** start **

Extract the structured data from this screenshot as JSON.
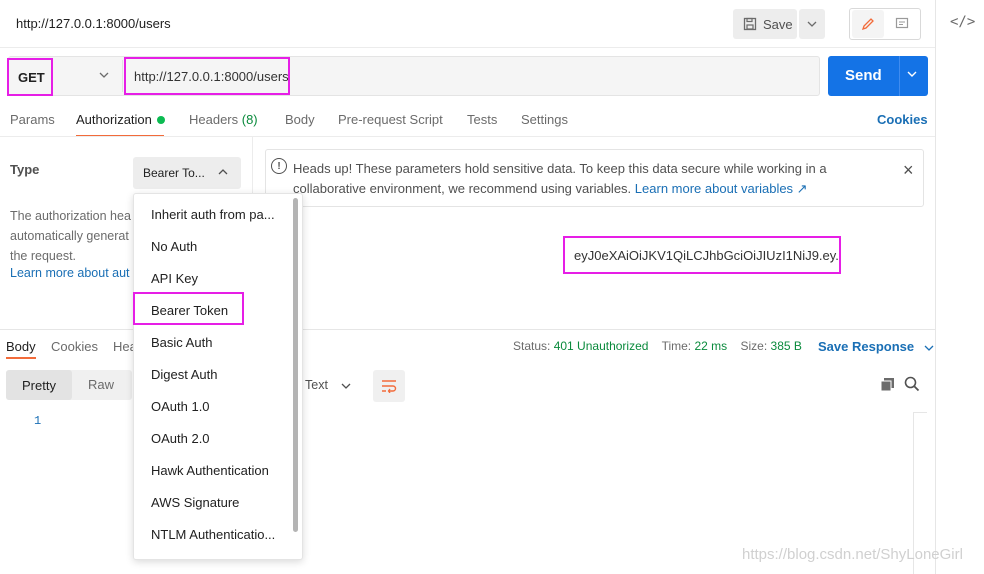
{
  "request": {
    "title": "http://127.0.0.1:8000/users",
    "save_label": "Save",
    "method": "GET",
    "url": "http://127.0.0.1:8000/users",
    "send_label": "Send"
  },
  "tabs": [
    {
      "label": "Params"
    },
    {
      "label": "Authorization"
    },
    {
      "label": "Headers (8)"
    },
    {
      "label": "Body"
    },
    {
      "label": "Pre-request Script"
    },
    {
      "label": "Tests"
    },
    {
      "label": "Settings"
    }
  ],
  "cookies_link": "Cookies",
  "auth": {
    "type_label": "Type",
    "selected_type": "Bearer To...",
    "description_lines": [
      "The authorization hea",
      "automatically generat",
      "the request."
    ],
    "learn_more": "Learn more about aut",
    "notice": "Heads up! These parameters hold sensitive data. To keep this data secure while working in a collaborative environment, we recommend using variables.",
    "notice_link": "Learn more about variables ↗",
    "token": "eyJ0eXAiOiJKV1QiLCJhbGciOiJIUzI1NiJ9.ey..."
  },
  "dropdown": {
    "items": [
      "Inherit auth from pa...",
      "No Auth",
      "API Key",
      "Bearer Token",
      "Basic Auth",
      "Digest Auth",
      "OAuth 1.0",
      "OAuth 2.0",
      "Hawk Authentication",
      "AWS Signature",
      "NTLM Authenticatio..."
    ]
  },
  "response": {
    "tabs": [
      "Body",
      "Cookies",
      "Hea"
    ],
    "status_label": "Status:",
    "status_value": "401 Unauthorized",
    "time_label": "Time:",
    "time_value": "22 ms",
    "size_label": "Size:",
    "size_value": "385 B",
    "save_response": "Save Response",
    "pretty": "Pretty",
    "raw": "Raw",
    "format": "Text",
    "line_number": "1"
  },
  "watermark": "https://blog.csdn.net/ShyLoneGirl",
  "colors": {
    "accent": "#1473e6",
    "highlight": "#e61ee6",
    "active_tab": "#f26b3a",
    "ok_dot": "#0cbb52"
  }
}
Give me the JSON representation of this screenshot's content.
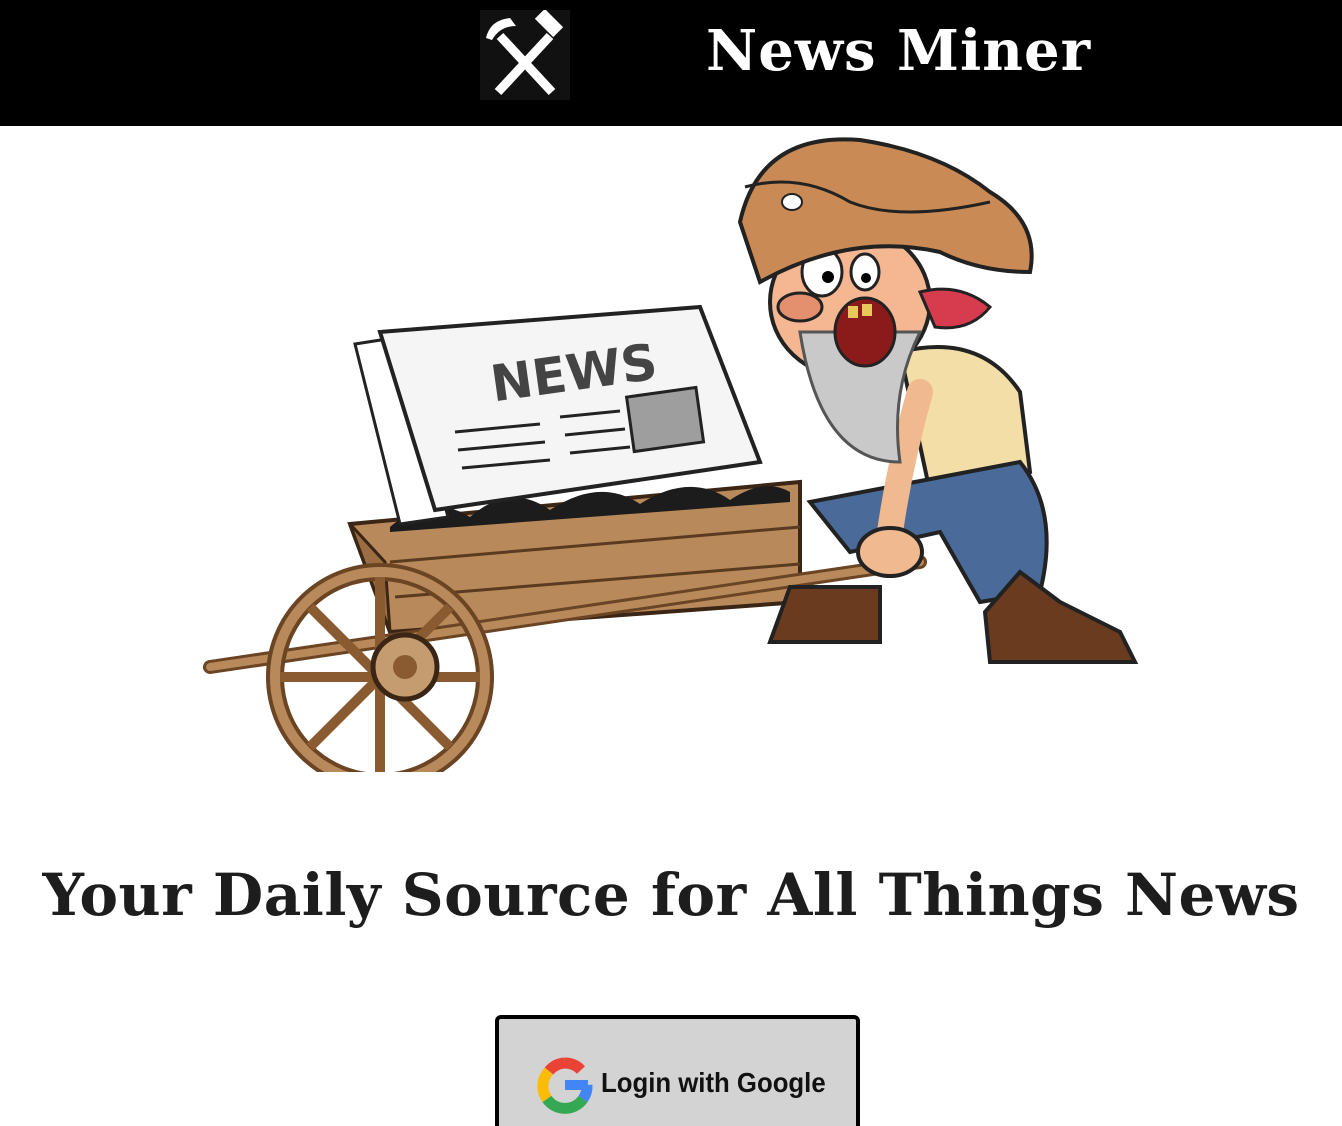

** end **

* [PROBLEM DESCRIPTION]: From the records above, pick out and copy each line holding the word "Bearer".

* [OUTPUT BELOW]:
    "selected_type": "Bearer To...",
      "Bearer Token",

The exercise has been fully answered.